=== BRIEF ===
Tally every line of the listing below that holds "Amounts", then give the tally alone.

=== Dataset excerpts ===
++++++++++
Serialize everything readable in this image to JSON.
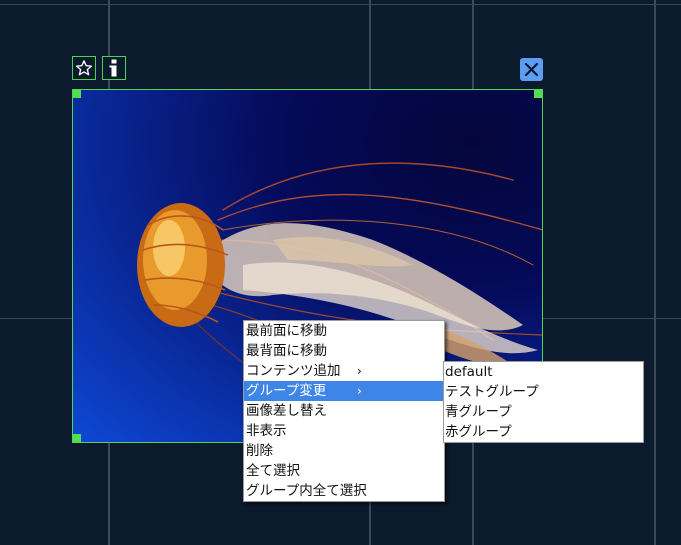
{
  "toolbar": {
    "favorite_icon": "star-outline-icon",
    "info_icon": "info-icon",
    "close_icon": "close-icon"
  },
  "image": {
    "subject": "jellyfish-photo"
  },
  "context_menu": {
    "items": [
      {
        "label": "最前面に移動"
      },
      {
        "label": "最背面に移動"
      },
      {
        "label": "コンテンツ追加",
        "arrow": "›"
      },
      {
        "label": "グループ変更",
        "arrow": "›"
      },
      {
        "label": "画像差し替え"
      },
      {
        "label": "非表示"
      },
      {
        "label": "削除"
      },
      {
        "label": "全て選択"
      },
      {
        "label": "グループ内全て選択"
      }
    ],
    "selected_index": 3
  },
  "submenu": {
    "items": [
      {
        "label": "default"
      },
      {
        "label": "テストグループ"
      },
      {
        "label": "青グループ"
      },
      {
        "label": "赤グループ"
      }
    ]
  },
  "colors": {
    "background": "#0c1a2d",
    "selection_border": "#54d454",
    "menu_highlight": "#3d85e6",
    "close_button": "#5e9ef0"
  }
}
++++++++++
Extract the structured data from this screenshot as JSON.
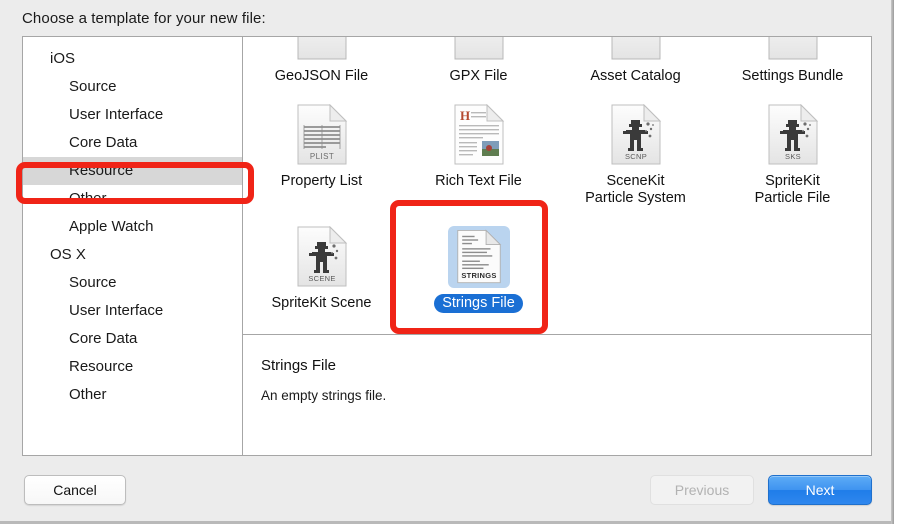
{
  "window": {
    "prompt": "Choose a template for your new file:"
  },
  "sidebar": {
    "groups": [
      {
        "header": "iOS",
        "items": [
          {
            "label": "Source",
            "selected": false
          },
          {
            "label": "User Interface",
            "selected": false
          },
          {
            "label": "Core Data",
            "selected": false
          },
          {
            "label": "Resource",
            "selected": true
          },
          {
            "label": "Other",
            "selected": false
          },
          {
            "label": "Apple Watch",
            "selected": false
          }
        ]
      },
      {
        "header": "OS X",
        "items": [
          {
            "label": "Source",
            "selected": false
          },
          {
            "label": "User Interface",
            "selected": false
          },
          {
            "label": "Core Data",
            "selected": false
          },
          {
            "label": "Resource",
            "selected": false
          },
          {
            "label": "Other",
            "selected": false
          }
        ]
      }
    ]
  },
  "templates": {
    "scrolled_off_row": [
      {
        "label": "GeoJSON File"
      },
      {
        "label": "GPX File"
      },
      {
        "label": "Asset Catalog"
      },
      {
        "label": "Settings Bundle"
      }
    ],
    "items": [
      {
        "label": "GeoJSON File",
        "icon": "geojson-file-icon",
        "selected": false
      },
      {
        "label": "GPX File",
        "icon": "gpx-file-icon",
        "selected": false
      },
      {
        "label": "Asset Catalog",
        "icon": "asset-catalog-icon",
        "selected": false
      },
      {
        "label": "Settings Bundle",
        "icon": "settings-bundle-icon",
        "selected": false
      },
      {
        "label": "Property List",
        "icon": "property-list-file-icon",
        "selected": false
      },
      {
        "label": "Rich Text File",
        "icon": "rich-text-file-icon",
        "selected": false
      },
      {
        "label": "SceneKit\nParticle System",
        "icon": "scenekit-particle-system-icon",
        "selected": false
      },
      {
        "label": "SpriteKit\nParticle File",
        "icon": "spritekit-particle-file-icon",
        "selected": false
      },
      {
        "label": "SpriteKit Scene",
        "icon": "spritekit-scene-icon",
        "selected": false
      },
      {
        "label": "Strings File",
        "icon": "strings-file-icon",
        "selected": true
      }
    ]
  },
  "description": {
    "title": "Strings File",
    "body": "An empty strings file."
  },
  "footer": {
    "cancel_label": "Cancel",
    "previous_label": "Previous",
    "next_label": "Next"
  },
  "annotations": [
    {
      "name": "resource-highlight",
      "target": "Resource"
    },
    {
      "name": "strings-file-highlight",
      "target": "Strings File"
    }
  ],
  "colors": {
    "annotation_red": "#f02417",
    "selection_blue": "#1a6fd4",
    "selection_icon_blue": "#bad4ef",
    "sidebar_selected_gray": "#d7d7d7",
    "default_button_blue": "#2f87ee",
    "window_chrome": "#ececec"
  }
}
++++++++++
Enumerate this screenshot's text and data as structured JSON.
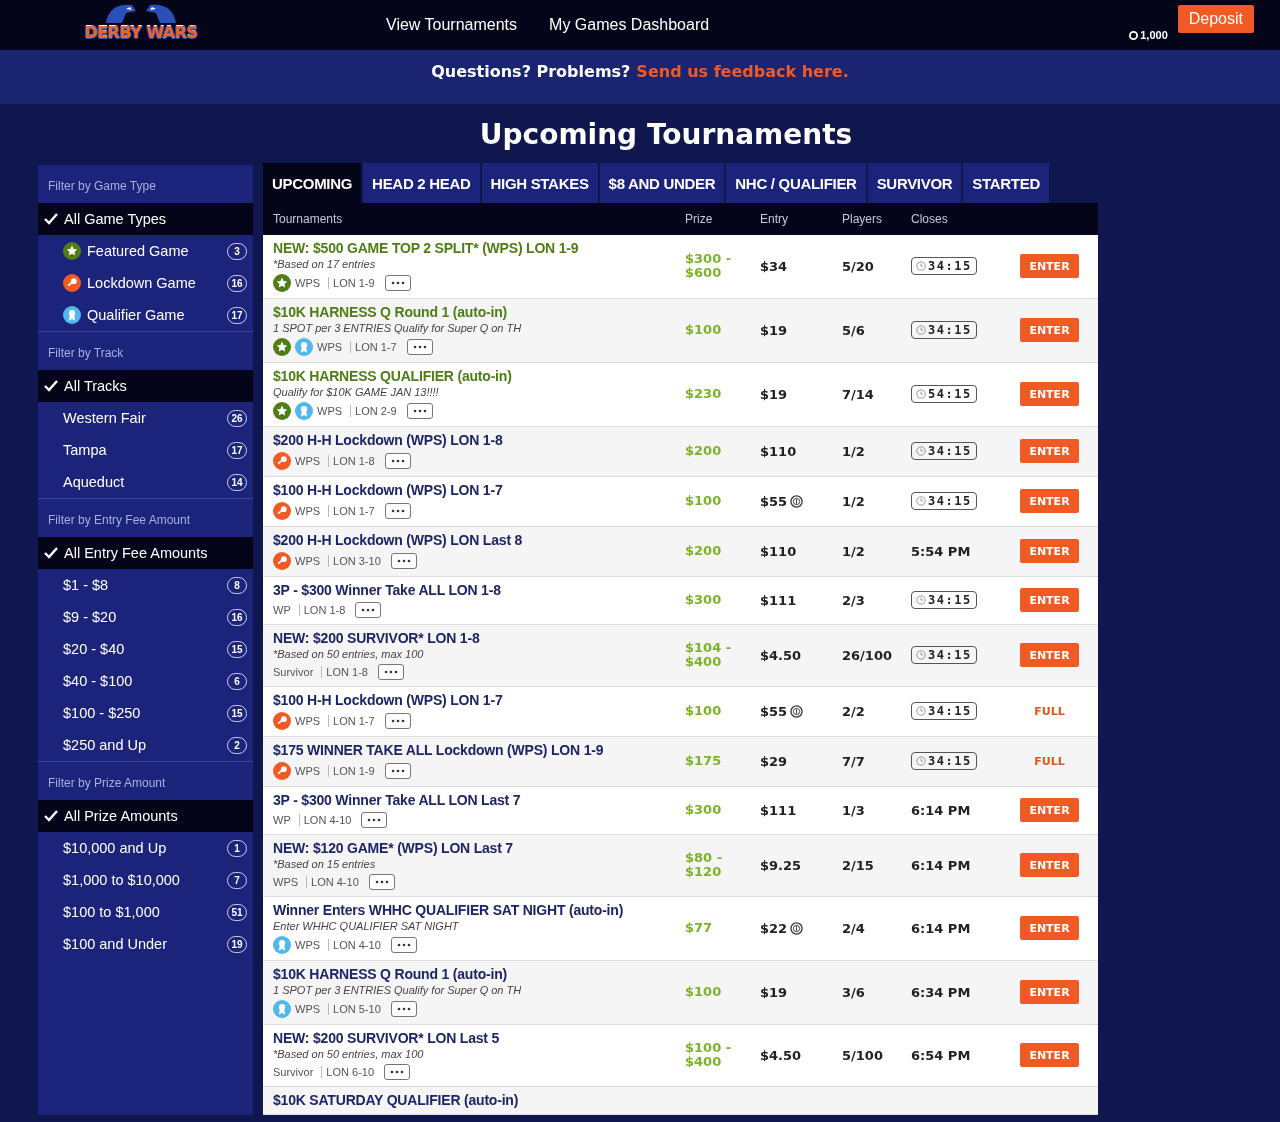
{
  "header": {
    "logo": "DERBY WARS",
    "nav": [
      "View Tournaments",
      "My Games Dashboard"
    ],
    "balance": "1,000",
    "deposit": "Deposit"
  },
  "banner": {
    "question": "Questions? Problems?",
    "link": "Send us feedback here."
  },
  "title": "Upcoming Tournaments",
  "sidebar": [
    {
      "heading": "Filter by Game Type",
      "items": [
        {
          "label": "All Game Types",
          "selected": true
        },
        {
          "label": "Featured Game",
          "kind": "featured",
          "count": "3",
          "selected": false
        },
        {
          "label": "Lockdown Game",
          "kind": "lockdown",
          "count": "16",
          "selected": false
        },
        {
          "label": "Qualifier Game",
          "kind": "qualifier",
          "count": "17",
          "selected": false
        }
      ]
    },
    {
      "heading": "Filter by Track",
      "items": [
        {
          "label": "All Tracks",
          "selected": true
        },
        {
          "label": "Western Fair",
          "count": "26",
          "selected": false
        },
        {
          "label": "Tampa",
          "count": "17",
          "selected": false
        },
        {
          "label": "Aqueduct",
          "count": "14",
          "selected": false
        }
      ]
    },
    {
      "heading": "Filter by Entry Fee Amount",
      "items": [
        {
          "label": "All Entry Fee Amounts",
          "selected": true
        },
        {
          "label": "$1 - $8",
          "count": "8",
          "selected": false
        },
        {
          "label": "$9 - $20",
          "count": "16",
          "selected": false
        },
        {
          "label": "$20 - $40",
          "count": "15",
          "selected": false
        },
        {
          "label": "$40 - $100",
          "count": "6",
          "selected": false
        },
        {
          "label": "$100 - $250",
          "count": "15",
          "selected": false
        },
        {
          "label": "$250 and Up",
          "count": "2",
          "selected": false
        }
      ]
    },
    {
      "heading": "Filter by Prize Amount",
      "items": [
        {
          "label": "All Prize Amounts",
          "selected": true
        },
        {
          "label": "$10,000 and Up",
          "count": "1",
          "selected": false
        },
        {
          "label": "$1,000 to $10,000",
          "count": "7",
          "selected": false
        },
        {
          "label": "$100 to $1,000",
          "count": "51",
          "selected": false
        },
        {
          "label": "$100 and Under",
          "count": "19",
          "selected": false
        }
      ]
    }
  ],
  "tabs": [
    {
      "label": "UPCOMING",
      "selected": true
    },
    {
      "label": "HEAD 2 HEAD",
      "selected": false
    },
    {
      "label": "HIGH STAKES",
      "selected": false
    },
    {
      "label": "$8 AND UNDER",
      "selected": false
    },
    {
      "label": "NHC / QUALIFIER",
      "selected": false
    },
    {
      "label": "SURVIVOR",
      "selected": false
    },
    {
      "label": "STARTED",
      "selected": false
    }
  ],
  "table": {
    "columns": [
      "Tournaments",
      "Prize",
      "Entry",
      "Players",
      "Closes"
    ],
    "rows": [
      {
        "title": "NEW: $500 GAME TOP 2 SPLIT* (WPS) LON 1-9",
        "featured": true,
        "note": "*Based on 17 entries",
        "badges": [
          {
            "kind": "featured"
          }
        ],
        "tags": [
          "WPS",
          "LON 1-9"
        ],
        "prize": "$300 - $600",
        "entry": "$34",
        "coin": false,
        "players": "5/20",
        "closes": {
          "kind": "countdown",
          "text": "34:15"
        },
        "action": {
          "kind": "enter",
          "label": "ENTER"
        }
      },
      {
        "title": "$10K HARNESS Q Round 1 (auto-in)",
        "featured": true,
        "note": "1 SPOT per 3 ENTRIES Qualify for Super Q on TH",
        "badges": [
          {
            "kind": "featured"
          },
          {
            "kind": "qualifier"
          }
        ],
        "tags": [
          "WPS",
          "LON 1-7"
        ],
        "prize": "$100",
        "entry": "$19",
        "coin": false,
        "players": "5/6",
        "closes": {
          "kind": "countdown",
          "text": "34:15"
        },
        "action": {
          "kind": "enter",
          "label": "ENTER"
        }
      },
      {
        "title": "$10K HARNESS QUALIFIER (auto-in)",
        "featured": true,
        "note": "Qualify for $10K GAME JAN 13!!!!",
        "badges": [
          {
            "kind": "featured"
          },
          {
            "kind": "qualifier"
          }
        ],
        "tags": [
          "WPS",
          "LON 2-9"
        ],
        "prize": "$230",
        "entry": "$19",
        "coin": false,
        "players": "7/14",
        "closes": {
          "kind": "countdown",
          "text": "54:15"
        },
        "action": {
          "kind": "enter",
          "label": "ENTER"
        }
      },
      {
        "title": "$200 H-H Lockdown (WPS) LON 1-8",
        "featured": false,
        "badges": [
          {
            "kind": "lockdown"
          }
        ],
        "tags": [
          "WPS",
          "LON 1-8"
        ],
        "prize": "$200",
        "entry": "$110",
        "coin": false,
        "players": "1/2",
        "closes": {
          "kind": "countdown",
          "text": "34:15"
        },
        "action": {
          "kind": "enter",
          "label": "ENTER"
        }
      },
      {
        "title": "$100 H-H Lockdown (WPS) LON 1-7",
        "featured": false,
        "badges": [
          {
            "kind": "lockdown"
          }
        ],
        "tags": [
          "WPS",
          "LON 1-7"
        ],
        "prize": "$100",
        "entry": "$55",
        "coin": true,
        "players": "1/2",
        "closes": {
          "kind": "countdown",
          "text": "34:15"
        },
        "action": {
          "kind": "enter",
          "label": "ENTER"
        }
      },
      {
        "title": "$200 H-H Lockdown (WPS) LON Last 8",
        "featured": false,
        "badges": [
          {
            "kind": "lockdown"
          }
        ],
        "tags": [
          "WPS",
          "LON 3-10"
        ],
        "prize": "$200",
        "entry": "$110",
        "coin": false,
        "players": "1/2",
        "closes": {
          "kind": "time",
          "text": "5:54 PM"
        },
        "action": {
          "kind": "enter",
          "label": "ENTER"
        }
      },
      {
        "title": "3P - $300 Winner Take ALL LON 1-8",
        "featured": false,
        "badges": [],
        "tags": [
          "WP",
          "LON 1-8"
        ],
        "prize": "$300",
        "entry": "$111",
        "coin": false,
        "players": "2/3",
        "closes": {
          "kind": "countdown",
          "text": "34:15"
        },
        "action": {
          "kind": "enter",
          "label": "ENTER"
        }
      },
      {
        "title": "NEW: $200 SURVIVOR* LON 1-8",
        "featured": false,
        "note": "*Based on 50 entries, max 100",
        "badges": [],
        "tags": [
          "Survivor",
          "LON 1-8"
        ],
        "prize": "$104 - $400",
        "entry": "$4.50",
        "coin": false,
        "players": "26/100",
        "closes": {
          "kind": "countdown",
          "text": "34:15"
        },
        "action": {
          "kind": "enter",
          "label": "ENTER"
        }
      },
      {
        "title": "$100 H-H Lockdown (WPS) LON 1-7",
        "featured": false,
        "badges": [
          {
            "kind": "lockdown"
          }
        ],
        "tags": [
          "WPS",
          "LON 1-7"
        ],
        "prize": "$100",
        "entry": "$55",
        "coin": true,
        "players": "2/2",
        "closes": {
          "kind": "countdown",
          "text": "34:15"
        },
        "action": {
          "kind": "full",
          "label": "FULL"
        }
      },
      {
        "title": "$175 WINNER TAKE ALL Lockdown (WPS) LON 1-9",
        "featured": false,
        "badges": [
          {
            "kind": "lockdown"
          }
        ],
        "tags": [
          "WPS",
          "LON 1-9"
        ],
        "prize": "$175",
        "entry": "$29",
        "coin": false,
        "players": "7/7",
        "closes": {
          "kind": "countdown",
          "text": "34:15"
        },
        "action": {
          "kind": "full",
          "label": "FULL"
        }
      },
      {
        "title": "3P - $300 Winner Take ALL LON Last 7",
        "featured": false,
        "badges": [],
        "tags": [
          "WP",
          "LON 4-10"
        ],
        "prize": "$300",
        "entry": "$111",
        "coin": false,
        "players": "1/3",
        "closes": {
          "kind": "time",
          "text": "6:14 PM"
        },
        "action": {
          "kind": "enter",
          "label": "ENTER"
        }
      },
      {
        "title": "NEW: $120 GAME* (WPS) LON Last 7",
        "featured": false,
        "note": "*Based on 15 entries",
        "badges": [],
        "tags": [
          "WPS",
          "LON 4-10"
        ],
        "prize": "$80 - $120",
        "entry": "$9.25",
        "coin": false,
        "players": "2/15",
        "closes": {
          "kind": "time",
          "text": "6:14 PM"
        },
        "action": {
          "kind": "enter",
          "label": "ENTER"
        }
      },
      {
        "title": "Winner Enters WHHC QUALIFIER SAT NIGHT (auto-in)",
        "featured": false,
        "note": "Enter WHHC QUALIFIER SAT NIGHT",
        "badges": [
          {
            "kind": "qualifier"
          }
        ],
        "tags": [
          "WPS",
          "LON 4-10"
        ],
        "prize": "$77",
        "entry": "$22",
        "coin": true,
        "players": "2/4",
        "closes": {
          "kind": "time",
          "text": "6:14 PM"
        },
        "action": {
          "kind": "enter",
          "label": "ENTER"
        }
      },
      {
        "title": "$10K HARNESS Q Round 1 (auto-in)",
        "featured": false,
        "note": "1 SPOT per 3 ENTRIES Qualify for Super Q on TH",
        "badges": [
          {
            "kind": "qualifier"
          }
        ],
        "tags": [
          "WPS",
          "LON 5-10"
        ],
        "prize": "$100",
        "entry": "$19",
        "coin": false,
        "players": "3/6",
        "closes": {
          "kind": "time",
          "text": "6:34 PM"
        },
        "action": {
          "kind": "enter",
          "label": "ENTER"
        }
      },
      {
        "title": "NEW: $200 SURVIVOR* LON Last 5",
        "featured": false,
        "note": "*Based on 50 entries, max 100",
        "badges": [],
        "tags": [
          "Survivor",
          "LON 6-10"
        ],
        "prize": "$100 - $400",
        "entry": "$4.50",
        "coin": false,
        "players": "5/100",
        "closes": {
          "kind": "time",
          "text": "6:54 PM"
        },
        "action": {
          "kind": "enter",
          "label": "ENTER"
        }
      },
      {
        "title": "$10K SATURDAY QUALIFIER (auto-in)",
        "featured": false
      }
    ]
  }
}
++++++++++
=== EXERCISE OUTPUT ===
2